> The task:
Would it be possible to write out each entry below exactly, without the pictures?

Stored data:
....

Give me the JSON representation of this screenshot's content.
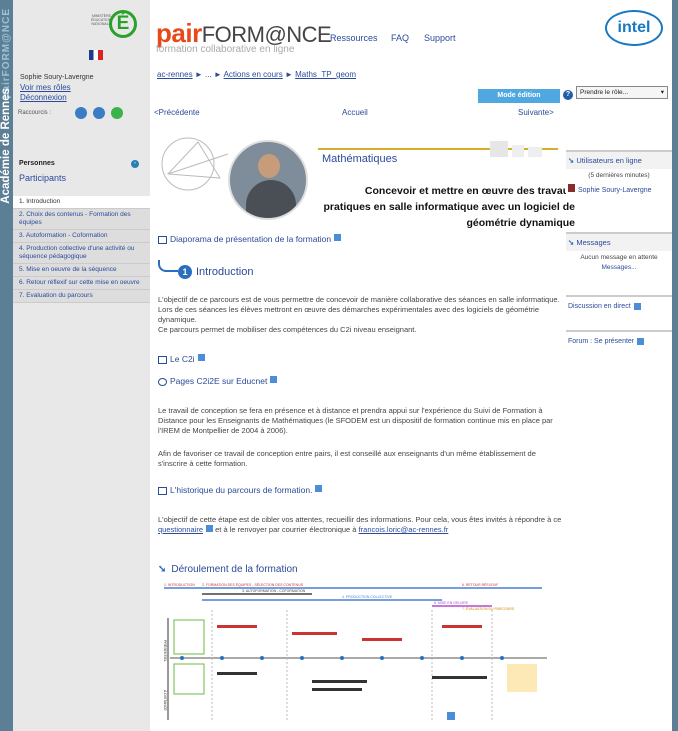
{
  "sidebar_band": {
    "brand": "pairFORM@NCE",
    "academy": "Académie de Rennes"
  },
  "logo": {
    "ministry_lines": "MINISTÈRE ÉDUCATION NATIONALE",
    "letter": "É"
  },
  "user": {
    "name": "Sophie Soury-Lavergne",
    "roles_link": "Voir mes rôles",
    "logout": "Déconnexion",
    "shortcuts": "Raccourcis :"
  },
  "people": {
    "title": "Personnes",
    "participants": "Participants",
    "collapse": "-"
  },
  "nav": [
    "1. Introduction",
    "2. Choix des contenus - Formation des équipes",
    "3. Autoformation - Coformation",
    "4. Production collective d'une activité ou séquence pédagogique",
    "5. Mise en oeuvre de la séquence",
    "6. Retour réflexif sur cette mise en oeuvre",
    "7. Evaluation du parcours"
  ],
  "header": {
    "brand_a": "pair",
    "brand_b": "FORM@NCE",
    "subtitle": "formation collaborative en ligne",
    "links": [
      "Ressources",
      "FAQ",
      "Support"
    ],
    "intel": "intel"
  },
  "breadcrumb": {
    "home": "ac-rennes",
    "sep": "►",
    "ellipsis": "...",
    "item1": "Actions en cours",
    "item2": "Maths_TP_geom"
  },
  "toolbar": {
    "mode": "Mode édition",
    "help": "?",
    "role": "Prendre le rôle...",
    "prev": "<Précédente",
    "home": "Accueil",
    "next": "Suivante>"
  },
  "banner": {
    "subject": "Mathématiques",
    "title": "Concevoir et mettre en œuvre des travaux pratiques en salle informatique avec un logiciel de géométrie dynamique"
  },
  "content": {
    "slideshow": "Diaporama de présentation de la formation",
    "intro_num": "1",
    "intro": "Introduction",
    "p1": "L'objectif de ce parcours est de vous permettre de concevoir de manière collaborative des séances en salle informatique. Lors de ces séances les élèves mettront en œuvre des démarches expérimentales avec des logiciels de géométrie dynamique.",
    "p1b": "Ce parcours permet de mobiliser des compétences du C2i niveau enseignant.",
    "c2i": "Le C2i",
    "c2i2e": "Pages C2i2E sur Educnet",
    "p2": "Le travail de conception se fera en présence et à distance et prendra appui sur l'expérience du Suivi de Formation à Distance pour les Enseignants de Mathématiques (le SFODEM est un dispositif de formation continue mis en place par l'IREM de Montpellier de 2004 à 2006).",
    "p3": "Afin de favoriser ce travail de conception entre pairs, il est conseillé aux enseignants d'un même établissement de s'inscrire à cette formation.",
    "history": "L'historique du parcours de formation.",
    "p4a": "L'objectif de cette étape est de cibler vos attentes, recueillir des informations. Pour cela, vous êtes invités à répondre à ce",
    "p4link": "questionnaire",
    "p4b": "et à le renvoyer par courrier électronique à",
    "email": "francois.loric@ac-rennes.fr",
    "deroulement": "Déroulement de la formation"
  },
  "diagram": {
    "phases": [
      "1. INTRODUCTION",
      "2. FORMATION DES ÉQUIPES - SÉLECTION DES CONTENUS",
      "3. AUTOFORMATION - COFORMATION",
      "4. PRODUCTION COLLECTIVE",
      "5. MISE EN OEUVRE",
      "6. RETOUR RÉFLEXIF",
      "7. ÉVALUATION DU PARCOURS"
    ],
    "row_present": "PRÉSENTIEL",
    "row_distance": "À DISTANCE"
  },
  "right": {
    "online_title": "Utilisateurs en ligne",
    "online_sub": "(5 dernières minutes)",
    "online_user": "Sophie Soury-Lavergne",
    "messages_title": "Messages",
    "messages_text": "Aucun message en attente",
    "messages_link": "Messages...",
    "chat": "Discussion en direct",
    "forum": "Forum : Se présenter"
  }
}
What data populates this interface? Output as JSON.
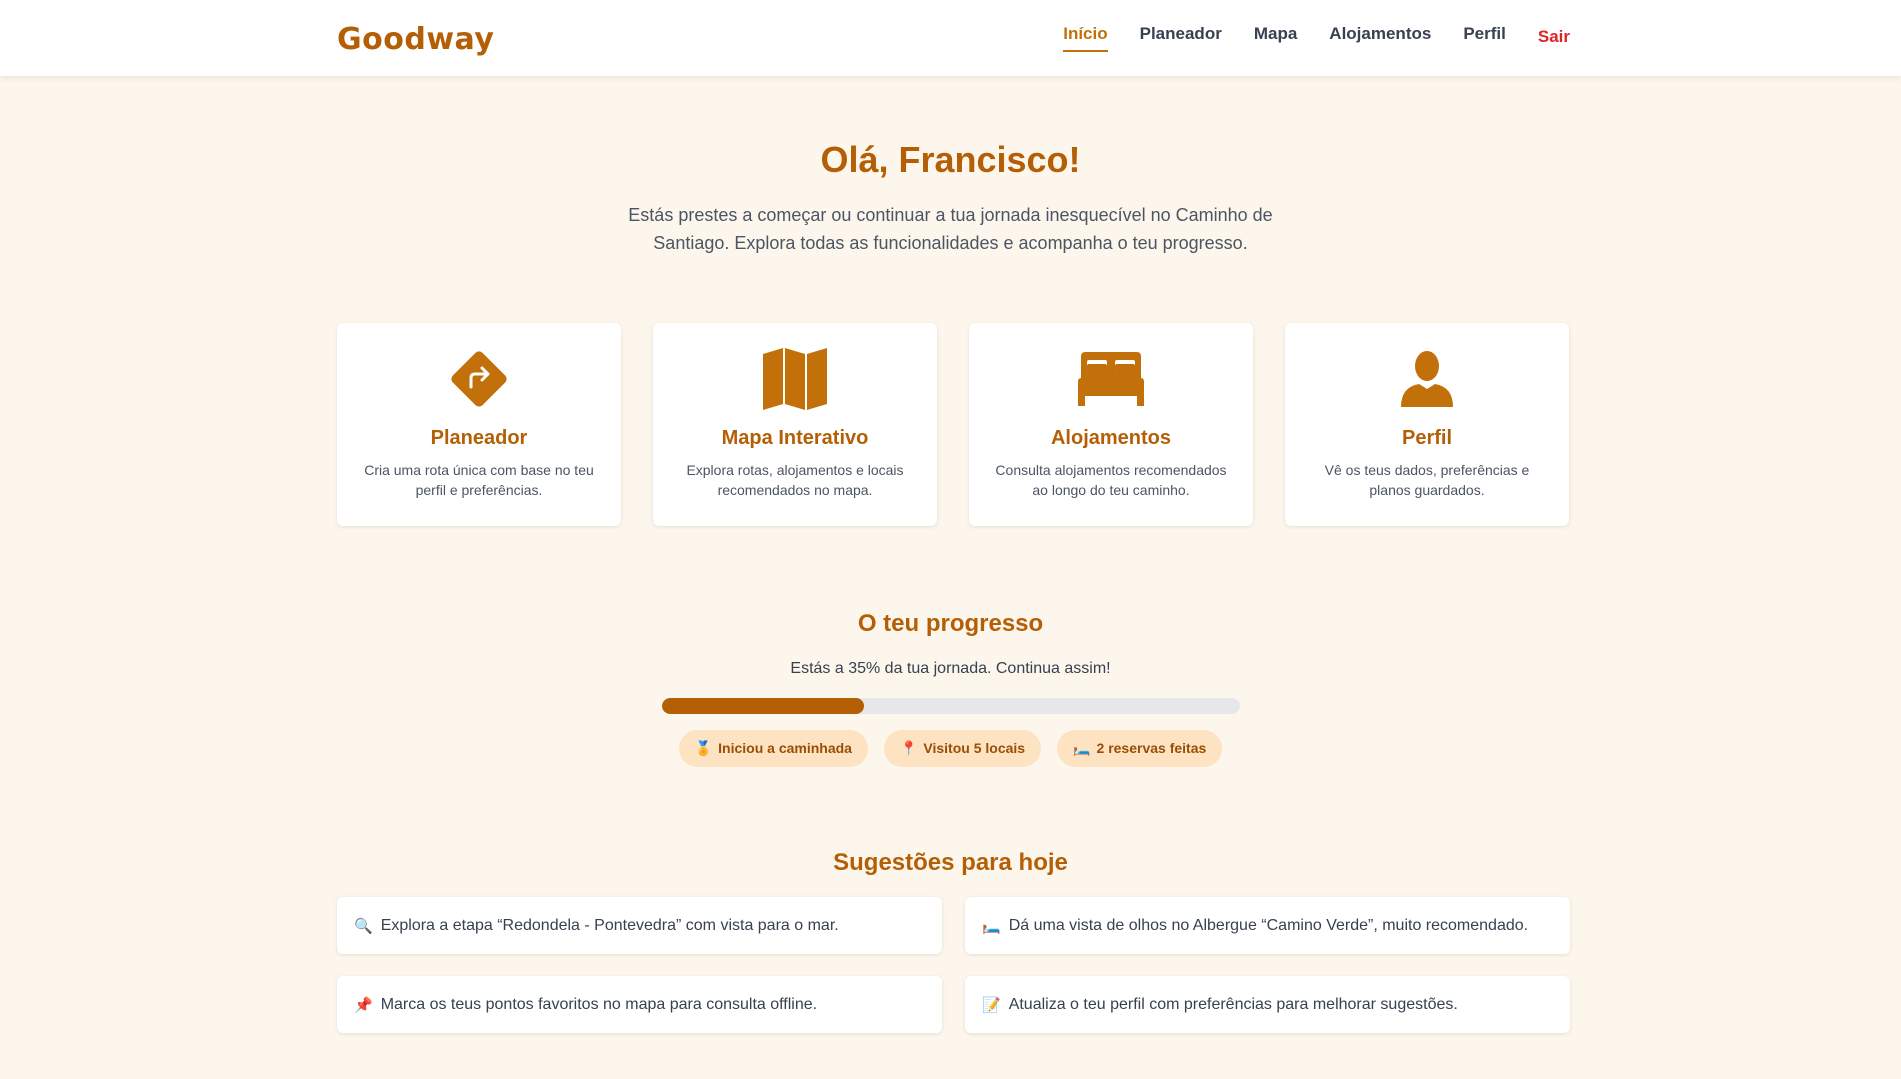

....

> Task answer:
Give me the JSON representation of this screenshot's content.
{
  "sidebar_band": {
    "brand": "pairFORM@NCE",
    "academy": "Académie de Rennes"
  },
  "logo": {
    "ministry_lines": "MINISTÈRE ÉDUCATION NATIONALE",
    "letter": "É"
  },
  "user": {
    "name": "Sophie Soury-Lavergne",
    "roles_link": "Voir mes rôles",
    "logout": "Déconnexion",
    "shortcuts": "Raccourcis :"
  },
  "people": {
    "title": "Personnes",
    "participants": "Participants",
    "collapse": "-"
  },
  "nav": [
    "1. Introduction",
    "2. Choix des contenus - Formation des équipes",
    "3. Autoformation - Coformation",
    "4. Production collective d'une activité ou séquence pédagogique",
    "5. Mise en oeuvre de la séquence",
    "6. Retour réflexif sur cette mise en oeuvre",
    "7. Evaluation du parcours"
  ],
  "header": {
    "brand_a": "pair",
    "brand_b": "FORM@NCE",
    "subtitle": "formation collaborative en ligne",
    "links": [
      "Ressources",
      "FAQ",
      "Support"
    ],
    "intel": "intel"
  },
  "breadcrumb": {
    "home": "ac-rennes",
    "sep": "►",
    "ellipsis": "...",
    "item1": "Actions en cours",
    "item2": "Maths_TP_geom"
  },
  "toolbar": {
    "mode": "Mode édition",
    "help": "?",
    "role": "Prendre le rôle...",
    "prev": "<Précédente",
    "home": "Accueil",
    "next": "Suivante>"
  },
  "banner": {
    "subject": "Mathématiques",
    "title": "Concevoir et mettre en œuvre des travaux pratiques en salle informatique avec un logiciel de géométrie dynamique"
  },
  "content": {
    "slideshow": "Diaporama de présentation de la formation",
    "intro_num": "1",
    "intro": "Introduction",
    "p1": "L'objectif de ce parcours est de vous permettre de concevoir de manière collaborative des séances en salle informatique. Lors de ces séances les élèves mettront en œuvre des démarches expérimentales avec des logiciels de géométrie dynamique.",
    "p1b": "Ce parcours permet de mobiliser des compétences du C2i niveau enseignant.",
    "c2i": "Le C2i",
    "c2i2e": "Pages C2i2E sur Educnet",
    "p2": "Le travail de conception se fera en présence et à distance et prendra appui sur l'expérience du Suivi de Formation à Distance pour les Enseignants de Mathématiques (le SFODEM est un dispositif de formation continue mis en place par l'IREM de Montpellier de 2004 à 2006).",
    "p3": "Afin de favoriser ce travail de conception entre pairs, il est conseillé aux enseignants d'un même établissement de s'inscrire à cette formation.",
    "history": "L'historique du parcours de formation.",
    "p4a": "L'objectif de cette étape est de cibler vos attentes, recueillir des informations. Pour cela, vous êtes invités à répondre à ce",
    "p4link": "questionnaire",
    "p4b": "et à le renvoyer par courrier électronique à",
    "email": "francois.loric@ac-rennes.fr",
    "deroulement": "Déroulement de la formation"
  },
  "diagram": {
    "phases": [
      "1. INTRODUCTION",
      "2. FORMATION DES ÉQUIPES - SÉLECTION DES CONTENUS",
      "3. AUTOFORMATION - COFORMATION",
      "4. PRODUCTION COLLECTIVE",
      "5. MISE EN OEUVRE",
      "6. RETOUR RÉFLEXIF",
      "7. ÉVALUATION DU PARCOURS"
    ],
    "row_present": "PRÉSENTIEL",
    "row_distance": "À DISTANCE"
  },
  "right": {
    "online_title": "Utilisateurs en ligne",
    "online_sub": "(5 dernières minutes)",
    "online_user": "Sophie Soury-Lavergne",
    "messages_title": "Messages",
    "messages_text": "Aucun message en attente",
    "messages_link": "Messages...",
    "chat": "Discussion en direct",
    "forum": "Forum : Se présenter"
  }
}
What data populates this interface? Output as JSON.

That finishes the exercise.